# Instruction:
Pictures do not belong in the copy; restate the records below word for word.
:: Supplied entries ::
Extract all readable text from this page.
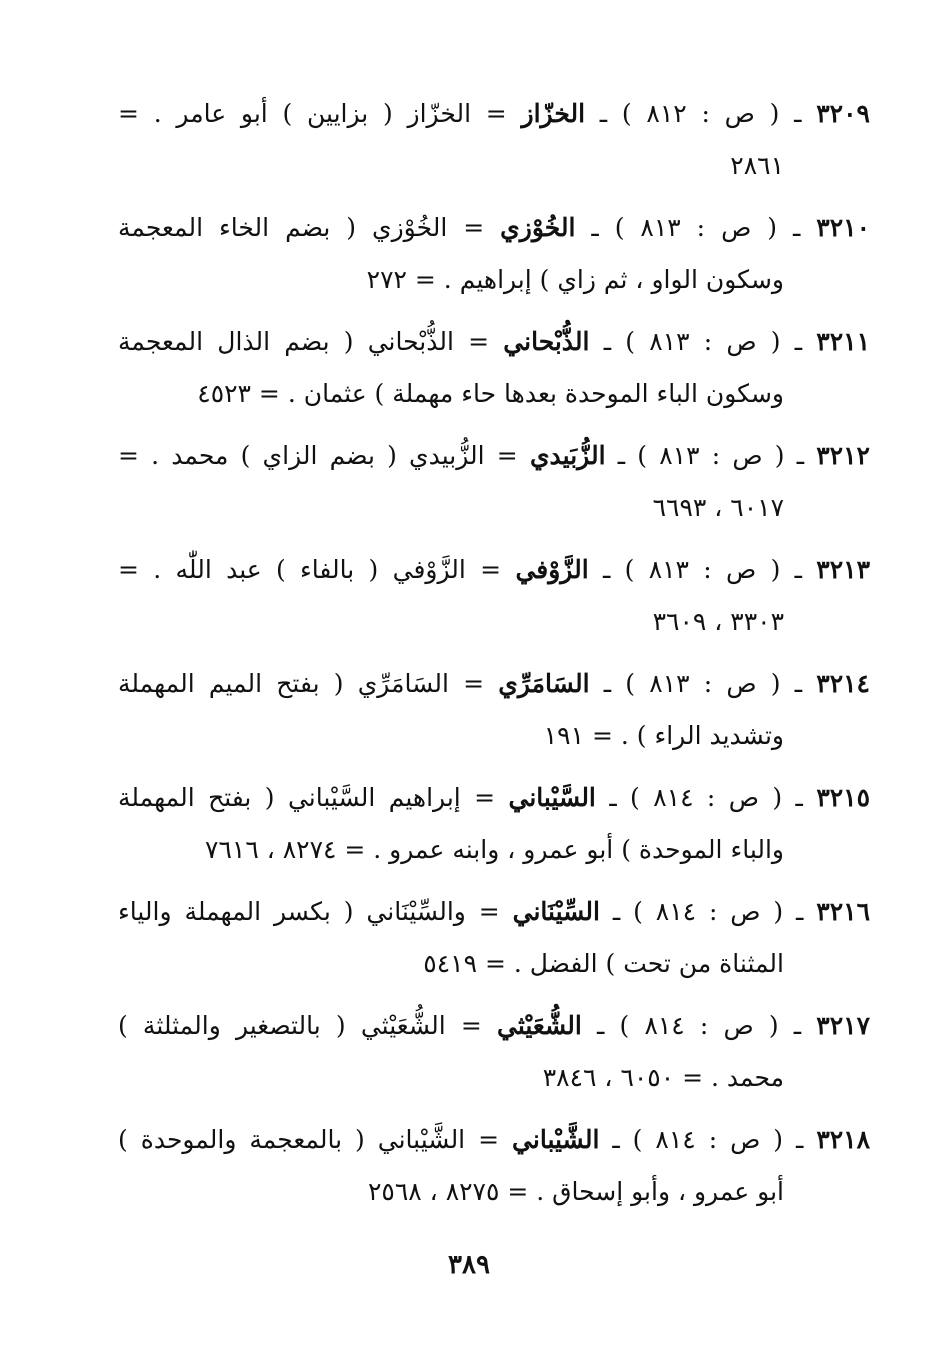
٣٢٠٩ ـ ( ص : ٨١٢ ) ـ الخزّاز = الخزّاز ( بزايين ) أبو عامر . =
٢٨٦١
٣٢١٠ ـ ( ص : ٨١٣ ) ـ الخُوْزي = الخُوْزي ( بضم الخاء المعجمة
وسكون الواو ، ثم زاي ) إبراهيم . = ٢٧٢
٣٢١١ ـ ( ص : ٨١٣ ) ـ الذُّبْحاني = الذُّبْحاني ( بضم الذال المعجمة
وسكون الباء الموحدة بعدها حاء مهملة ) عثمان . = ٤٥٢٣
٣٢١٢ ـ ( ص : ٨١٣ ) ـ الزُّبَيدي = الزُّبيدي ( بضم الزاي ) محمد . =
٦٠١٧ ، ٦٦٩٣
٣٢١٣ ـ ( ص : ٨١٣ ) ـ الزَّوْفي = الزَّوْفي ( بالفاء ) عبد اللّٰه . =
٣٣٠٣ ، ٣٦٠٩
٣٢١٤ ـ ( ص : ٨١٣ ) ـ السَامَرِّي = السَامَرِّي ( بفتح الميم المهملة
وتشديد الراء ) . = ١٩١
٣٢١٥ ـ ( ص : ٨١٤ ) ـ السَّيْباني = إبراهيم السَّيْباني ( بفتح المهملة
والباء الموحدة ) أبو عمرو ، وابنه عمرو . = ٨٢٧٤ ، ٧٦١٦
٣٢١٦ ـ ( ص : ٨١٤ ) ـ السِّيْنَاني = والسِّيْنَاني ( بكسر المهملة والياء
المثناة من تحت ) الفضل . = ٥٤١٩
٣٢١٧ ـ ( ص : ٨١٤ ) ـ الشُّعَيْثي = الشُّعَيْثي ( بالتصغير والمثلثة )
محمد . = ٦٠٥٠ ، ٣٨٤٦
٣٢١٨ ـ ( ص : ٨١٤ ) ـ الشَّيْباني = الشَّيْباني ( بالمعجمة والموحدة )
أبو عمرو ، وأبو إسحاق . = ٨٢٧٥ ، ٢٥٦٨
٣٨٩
:::
# Full output:
Extract all readable text from this page.
٣٢٠٩ ـ ( ص : ٨١٢ ) ـ الخزّاز = الخزّاز ( بزايين ) أبو عامر . =
٢٨٦١
٣٢١٠ ـ ( ص : ٨١٣ ) ـ الخُوْزي = الخُوْزي ( بضم الخاء المعجمة
وسكون الواو ، ثم زاي ) إبراهيم . = ٢٧٢
٣٢١١ ـ ( ص : ٨١٣ ) ـ الذُّبْحاني = الذُّبْحاني ( بضم الذال المعجمة
وسكون الباء الموحدة بعدها حاء مهملة ) عثمان . = ٤٥٢٣
٣٢١٢ ـ ( ص : ٨١٣ ) ـ الزُّبَيدي = الزُّبيدي ( بضم الزاي ) محمد . =
٦٠١٧ ، ٦٦٩٣
٣٢١٣ ـ ( ص : ٨١٣ ) ـ الزَّوْفي = الزَّوْفي ( بالفاء ) عبد اللّٰه . =
٣٣٠٣ ، ٣٦٠٩
٣٢١٤ ـ ( ص : ٨١٣ ) ـ السَامَرِّي = السَامَرِّي ( بفتح الميم المهملة
وتشديد الراء ) . = ١٩١
٣٢١٥ ـ ( ص : ٨١٤ ) ـ السَّيْباني = إبراهيم السَّيْباني ( بفتح المهملة
والباء الموحدة ) أبو عمرو ، وابنه عمرو . = ٨٢٧٤ ، ٧٦١٦
٣٢١٦ ـ ( ص : ٨١٤ ) ـ السِّيْنَاني = والسِّيْنَاني ( بكسر المهملة والياء
المثناة من تحت ) الفضل . = ٥٤١٩
٣٢١٧ ـ ( ص : ٨١٤ ) ـ الشُّعَيْثي = الشُّعَيْثي ( بالتصغير والمثلثة )
محمد . = ٦٠٥٠ ، ٣٨٤٦
٣٢١٨ ـ ( ص : ٨١٤ ) ـ الشَّيْباني = الشَّيْباني ( بالمعجمة والموحدة )
أبو عمرو ، وأبو إسحاق . = ٨٢٧٥ ، ٢٥٦٨
٣٨٩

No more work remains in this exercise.